Reproduce every entry below precisely; do not include the pictures.

* _Figure record listings_

⟨

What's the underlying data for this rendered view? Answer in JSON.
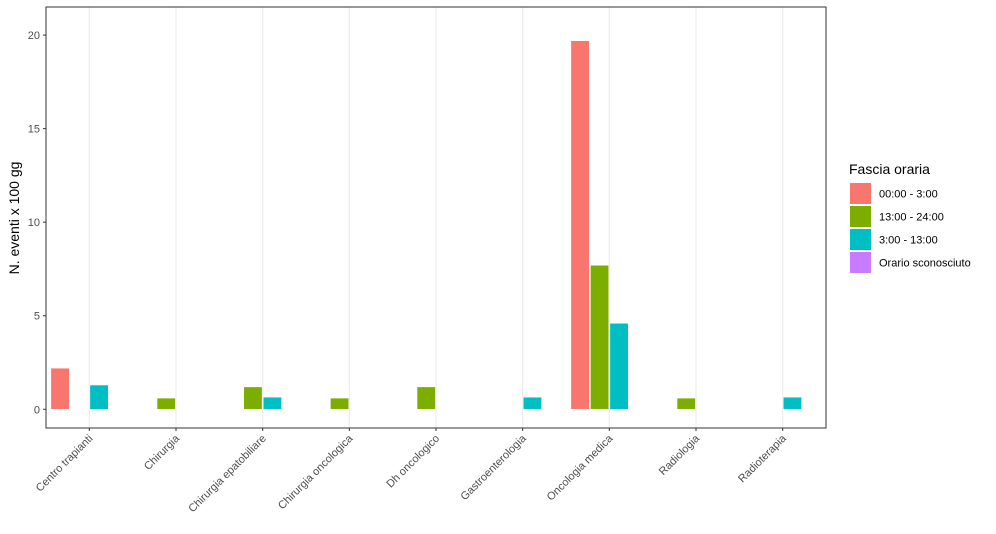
{
  "chart_data": {
    "type": "bar",
    "title": "",
    "xlabel": "",
    "ylabel": "N. eventi x 100 gg",
    "ylim": [
      -1,
      21.5
    ],
    "yticks": [
      0,
      5,
      10,
      15,
      20
    ],
    "grid": true,
    "legend_position": "right",
    "legend_title": "Fascia oraria",
    "categories": [
      "Centro trapianti",
      "Chirurgia",
      "Chirurgia epatobiliare",
      "Chirurgia oncologica",
      "Dh oncologico",
      "Gastroenterologia",
      "Oncologia medica",
      "Radiologia",
      "Radioterapia"
    ],
    "series": [
      {
        "name": "00:00 - 3:00",
        "color": "#F8766D",
        "values": [
          2.2,
          null,
          null,
          null,
          null,
          null,
          19.7,
          null,
          null
        ]
      },
      {
        "name": "13:00 - 24:00",
        "color": "#7CAE00",
        "values": [
          null,
          0.6,
          1.2,
          0.6,
          1.2,
          null,
          7.7,
          0.6,
          null
        ]
      },
      {
        "name": "3:00 - 13:00",
        "color": "#00BFC4",
        "values": [
          1.3,
          null,
          0.65,
          null,
          null,
          0.65,
          4.6,
          null,
          0.65
        ]
      },
      {
        "name": "Orario sconosciuto",
        "color": "#C77CFF",
        "values": [
          null,
          null,
          null,
          null,
          null,
          null,
          null,
          null,
          null
        ]
      }
    ]
  }
}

⟩

* _The reply_
What's the underlying data for this rendered view? Answer in JSON.
{
  "chart_data": {
    "type": "bar",
    "title": "",
    "xlabel": "",
    "ylabel": "N. eventi x 100 gg",
    "ylim": [
      -1,
      21.5
    ],
    "yticks": [
      0,
      5,
      10,
      15,
      20
    ],
    "grid": true,
    "legend_position": "right",
    "legend_title": "Fascia oraria",
    "categories": [
      "Centro trapianti",
      "Chirurgia",
      "Chirurgia epatobiliare",
      "Chirurgia oncologica",
      "Dh oncologico",
      "Gastroenterologia",
      "Oncologia medica",
      "Radiologia",
      "Radioterapia"
    ],
    "series": [
      {
        "name": "00:00 - 3:00",
        "color": "#F8766D",
        "values": [
          2.2,
          null,
          null,
          null,
          null,
          null,
          19.7,
          null,
          null
        ]
      },
      {
        "name": "13:00 - 24:00",
        "color": "#7CAE00",
        "values": [
          null,
          0.6,
          1.2,
          0.6,
          1.2,
          null,
          7.7,
          0.6,
          null
        ]
      },
      {
        "name": "3:00 - 13:00",
        "color": "#00BFC4",
        "values": [
          1.3,
          null,
          0.65,
          null,
          null,
          0.65,
          4.6,
          null,
          0.65
        ]
      },
      {
        "name": "Orario sconosciuto",
        "color": "#C77CFF",
        "values": [
          null,
          null,
          null,
          null,
          null,
          null,
          null,
          null,
          null
        ]
      }
    ]
  }
}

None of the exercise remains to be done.